§ **Task requirements**
Pick out every line with the word "flag" and copy it.

§ **Material for the task**
>> start
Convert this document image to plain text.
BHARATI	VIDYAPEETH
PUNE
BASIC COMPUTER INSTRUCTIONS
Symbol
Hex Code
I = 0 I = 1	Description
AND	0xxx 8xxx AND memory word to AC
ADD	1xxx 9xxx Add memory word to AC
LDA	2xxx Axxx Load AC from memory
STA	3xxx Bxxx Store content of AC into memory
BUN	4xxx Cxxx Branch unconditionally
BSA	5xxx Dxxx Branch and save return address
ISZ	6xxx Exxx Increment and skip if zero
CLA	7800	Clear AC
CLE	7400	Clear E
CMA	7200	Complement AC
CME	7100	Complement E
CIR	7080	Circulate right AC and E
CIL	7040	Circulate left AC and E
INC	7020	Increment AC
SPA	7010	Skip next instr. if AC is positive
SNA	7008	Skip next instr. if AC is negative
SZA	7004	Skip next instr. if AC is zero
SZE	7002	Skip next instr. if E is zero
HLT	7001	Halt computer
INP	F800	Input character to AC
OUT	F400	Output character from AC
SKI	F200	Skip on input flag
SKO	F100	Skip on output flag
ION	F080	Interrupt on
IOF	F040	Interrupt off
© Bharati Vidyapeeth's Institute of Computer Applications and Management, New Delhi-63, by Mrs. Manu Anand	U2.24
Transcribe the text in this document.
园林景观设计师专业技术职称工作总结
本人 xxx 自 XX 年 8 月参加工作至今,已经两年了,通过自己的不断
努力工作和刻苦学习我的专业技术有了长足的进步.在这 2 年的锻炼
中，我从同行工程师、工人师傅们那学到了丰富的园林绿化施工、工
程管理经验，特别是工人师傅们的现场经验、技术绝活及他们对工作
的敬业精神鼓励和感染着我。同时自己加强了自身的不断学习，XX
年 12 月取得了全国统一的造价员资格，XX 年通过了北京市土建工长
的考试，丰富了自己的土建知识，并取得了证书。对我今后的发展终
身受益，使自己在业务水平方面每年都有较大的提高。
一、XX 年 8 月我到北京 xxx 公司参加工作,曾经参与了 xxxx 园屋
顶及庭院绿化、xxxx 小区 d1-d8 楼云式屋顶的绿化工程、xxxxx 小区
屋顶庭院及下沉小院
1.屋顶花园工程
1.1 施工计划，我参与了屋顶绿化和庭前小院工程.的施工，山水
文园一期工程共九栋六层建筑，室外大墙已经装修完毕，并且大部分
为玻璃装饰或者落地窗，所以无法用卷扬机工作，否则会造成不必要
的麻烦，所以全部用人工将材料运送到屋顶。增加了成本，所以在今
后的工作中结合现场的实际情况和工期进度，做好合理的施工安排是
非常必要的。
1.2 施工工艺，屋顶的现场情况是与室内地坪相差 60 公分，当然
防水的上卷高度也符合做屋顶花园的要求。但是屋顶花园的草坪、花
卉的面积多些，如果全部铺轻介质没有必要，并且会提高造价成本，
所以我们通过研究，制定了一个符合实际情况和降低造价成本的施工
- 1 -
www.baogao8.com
>> end
§ **Response to this task**
SKI	F200	Skip on input flag
SKO	F100	Skip on output flag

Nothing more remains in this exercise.